STATED EXERCISE ->
Transcribe the records that follow. Keep every word exactly, and drop the pictures.
=======
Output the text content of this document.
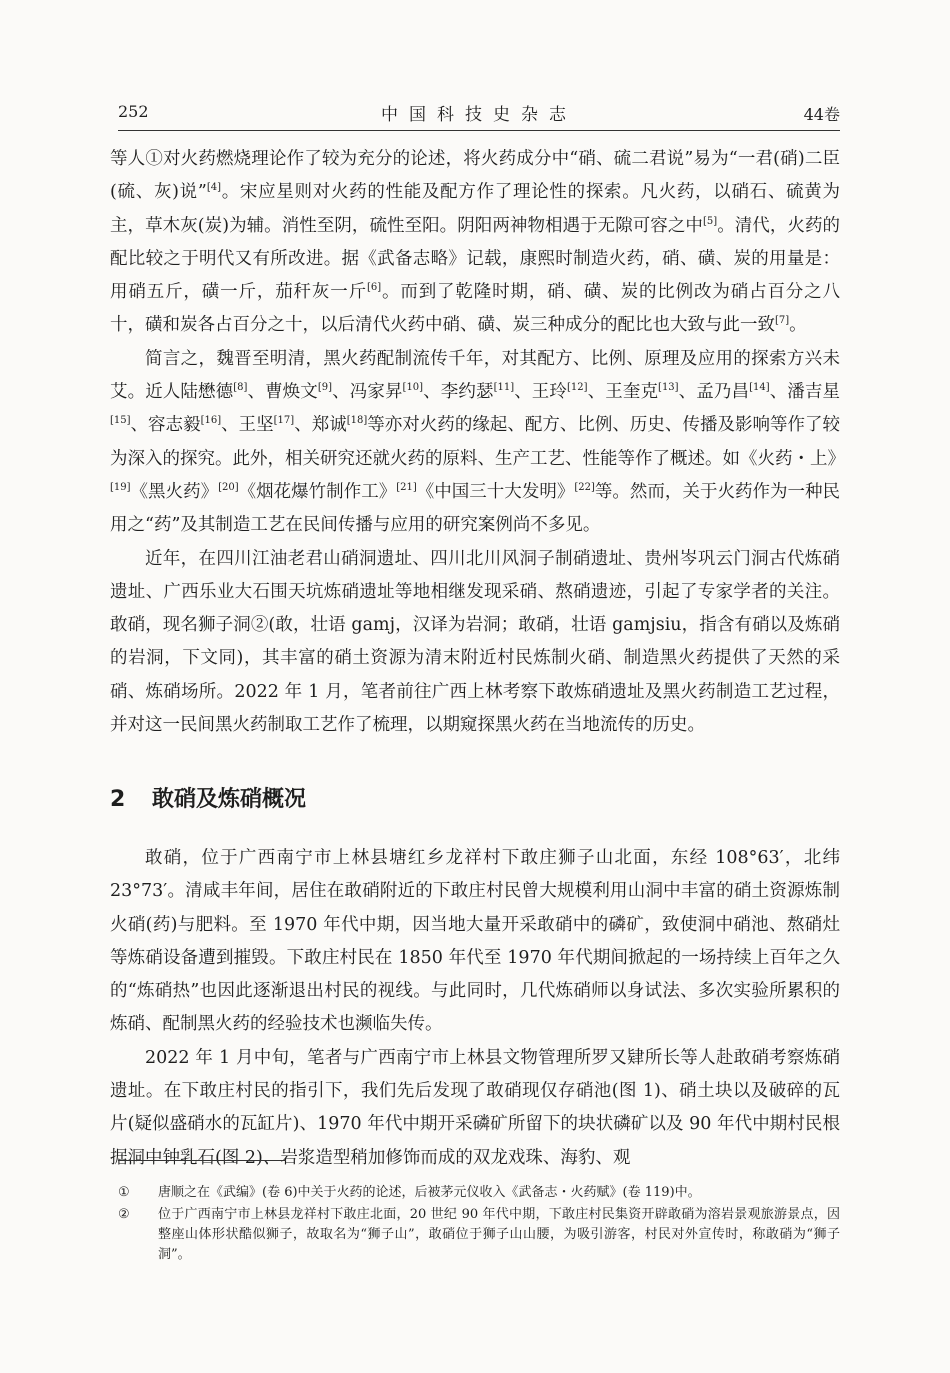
252	中国科技史杂志	44卷

等人①对火药燃烧理论作了较为充分的论述，将火药成分中“硝、硫二君说”易为“一君(硝)二臣(硫、灰)说”[4]。宋应星则对火药的性能及配方作了理论性的探索。凡火药，以硝石、硫黄为主，草木灰(炭)为辅。消性至阴，硫性至阳。阴阳两神物相遇于无隙可容之中[5]。清代，火药的配比较之于明代又有所改进。据《武备志略》记载，康熙时制造火药，硝、磺、炭的用量是：用硝五斤，磺一斤，茄秆灰一斤[6]。而到了乾隆时期，硝、磺、炭的比例改为硝占百分之八十，磺和炭各占百分之十，以后清代火药中硝、磺、炭三种成分的配比也大致与此一致[7]。

简言之，魏晋至明清，黑火药配制流传千年，对其配方、比例、原理及应用的探索方兴未艾。近人陆懋德[8]、曹焕文[9]、冯家昇[10]、李约瑟[11]、王玲[12]、王奎克[13]、孟乃昌[14]、潘吉星[15]、容志毅[16]、王坚[17]、郑诚[18]等亦对火药的缘起、配方、比例、历史、传播及影响等作了较为深入的探究。此外，相关研究还就火药的原料、生产工艺、性能等作了概述。如《火药・上》[19]《黑火药》[20]《烟花爆竹制作工》[21]《中国三十大发明》[22]等。然而，关于火药作为一种民用之“药”及其制造工艺在民间传播与应用的研究案例尚不多见。

近年，在四川江油老君山硝洞遗址、四川北川风洞子制硝遗址、贵州岑巩云门洞古代炼硝遗址、广西乐业大石围天坑炼硝遗址等地相继发现采硝、熬硝遗迹，引起了专家学者的关注。敢硝，现名狮子洞②(敢，壮语 gamj，汉译为岩洞；敢硝，壮语 gamjsiu，指含有硝以及炼硝的岩洞，下文同)，其丰富的硝土资源为清末附近村民炼制火硝、制造黑火药提供了天然的采硝、炼硝场所。2022 年 1 月，笔者前往广西上林考察下敢炼硝遗址及黑火药制造工艺过程，并对这一民间黑火药制取工艺作了梳理，以期窥探黑火药在当地流传的历史。

2 敢硝及炼硝概况

敢硝，位于广西南宁市上林县塘红乡龙祥村下敢庄狮子山北面，东经 108°63′，北纬 23°73′。清咸丰年间，居住在敢硝附近的下敢庄村民曾大规模利用山洞中丰富的硝土资源炼制火硝(药)与肥料。至 1970 年代中期，因当地大量开采敢硝中的磷矿，致使洞中硝池、熬硝灶等炼硝设备遭到摧毁。下敢庄村民在 1850 年代至 1970 年代期间掀起的一场持续上百年之久的“炼硝热”也因此逐渐退出村民的视线。与此同时，几代炼硝师以身试法、多次实验所累积的炼硝、配制黑火药的经验技术也濒临失传。

2022 年 1 月中旬，笔者与广西南宁市上林县文物管理所罗又肄所长等人赴敢硝考察炼硝遗址。在下敢庄村民的指引下，我们先后发现了敢硝现仅存硝池(图 1)、硝土块以及破碎的瓦片(疑似盛硝水的瓦缸片)、1970 年代中期开采磷矿所留下的块状磷矿以及 90 年代中期村民根据洞中钟乳石(图 2)、岩浆造型稍加修饰而成的双龙戏珠、海豹、观

①	唐顺之在《武编》(卷 6)中关于火药的论述，后被茅元仪收入《武备志・火药赋》(卷 119)中。
②	位于广西南宁市上林县龙祥村下敢庄北面，20 世纪 90 年代中期，下敢庄村民集资开辟敢硝为溶岩景观旅游景点，因整座山体形状酷似狮子，故取名为“狮子山”，敢硝位于狮子山山腰，为吸引游客，村民对外宣传时，称敢硝为“狮子洞”。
=======
EXERCISE OUTPUT ->
Output the text content of this document.
252	中国科技史杂志	44卷

等人①对火药燃烧理论作了较为充分的论述，将火药成分中“硝、硫二君说”易为“一君(硝)二臣(硫、灰)说”[4]。宋应星则对火药的性能及配方作了理论性的探索。凡火药，以硝石、硫黄为主，草木灰(炭)为辅。消性至阴，硫性至阳。阴阳两神物相遇于无隙可容之中[5]。清代，火药的配比较之于明代又有所改进。据《武备志略》记载，康熙时制造火药，硝、磺、炭的用量是：用硝五斤，磺一斤，茄秆灰一斤[6]。而到了乾隆时期，硝、磺、炭的比例改为硝占百分之八十，磺和炭各占百分之十，以后清代火药中硝、磺、炭三种成分的配比也大致与此一致[7]。

简言之，魏晋至明清，黑火药配制流传千年，对其配方、比例、原理及应用的探索方兴未艾。近人陆懋德[8]、曹焕文[9]、冯家昇[10]、李约瑟[11]、王玲[12]、王奎克[13]、孟乃昌[14]、潘吉星[15]、容志毅[16]、王坚[17]、郑诚[18]等亦对火药的缘起、配方、比例、历史、传播及影响等作了较为深入的探究。此外，相关研究还就火药的原料、生产工艺、性能等作了概述。如《火药・上》[19]《黑火药》[20]《烟花爆竹制作工》[21]《中国三十大发明》[22]等。然而，关于火药作为一种民用之“药”及其制造工艺在民间传播与应用的研究案例尚不多见。

近年，在四川江油老君山硝洞遗址、四川北川风洞子制硝遗址、贵州岑巩云门洞古代炼硝遗址、广西乐业大石围天坑炼硝遗址等地相继发现采硝、熬硝遗迹，引起了专家学者的关注。敢硝，现名狮子洞②(敢，壮语 gamj，汉译为岩洞；敢硝，壮语 gamjsiu，指含有硝以及炼硝的岩洞，下文同)，其丰富的硝土资源为清末附近村民炼制火硝、制造黑火药提供了天然的采硝、炼硝场所。2022 年 1 月，笔者前往广西上林考察下敢炼硝遗址及黑火药制造工艺过程，并对这一民间黑火药制取工艺作了梳理，以期窥探黑火药在当地流传的历史。

2 敢硝及炼硝概况

敢硝，位于广西南宁市上林县塘红乡龙祥村下敢庄狮子山北面，东经 108°63′，北纬 23°73′。清咸丰年间，居住在敢硝附近的下敢庄村民曾大规模利用山洞中丰富的硝土资源炼制火硝(药)与肥料。至 1970 年代中期，因当地大量开采敢硝中的磷矿，致使洞中硝池、熬硝灶等炼硝设备遭到摧毁。下敢庄村民在 1850 年代至 1970 年代期间掀起的一场持续上百年之久的“炼硝热”也因此逐渐退出村民的视线。与此同时，几代炼硝师以身试法、多次实验所累积的炼硝、配制黑火药的经验技术也濒临失传。

2022 年 1 月中旬，笔者与广西南宁市上林县文物管理所罗又肄所长等人赴敢硝考察炼硝遗址。在下敢庄村民的指引下，我们先后发现了敢硝现仅存硝池(图 1)、硝土块以及破碎的瓦片(疑似盛硝水的瓦缸片)、1970 年代中期开采磷矿所留下的块状磷矿以及 90 年代中期村民根据洞中钟乳石(图 2)、岩浆造型稍加修饰而成的双龙戏珠、海豹、观

①	唐顺之在《武编》(卷 6)中关于火药的论述，后被茅元仪收入《武备志・火药赋》(卷 119)中。
②	位于广西南宁市上林县龙祥村下敢庄北面，20 世纪 90 年代中期，下敢庄村民集资开辟敢硝为溶岩景观旅游景点，因整座山体形状酷似狮子，故取名为“狮子山”，敢硝位于狮子山山腰，为吸引游客，村民对外宣传时，称敢硝为“狮子洞”。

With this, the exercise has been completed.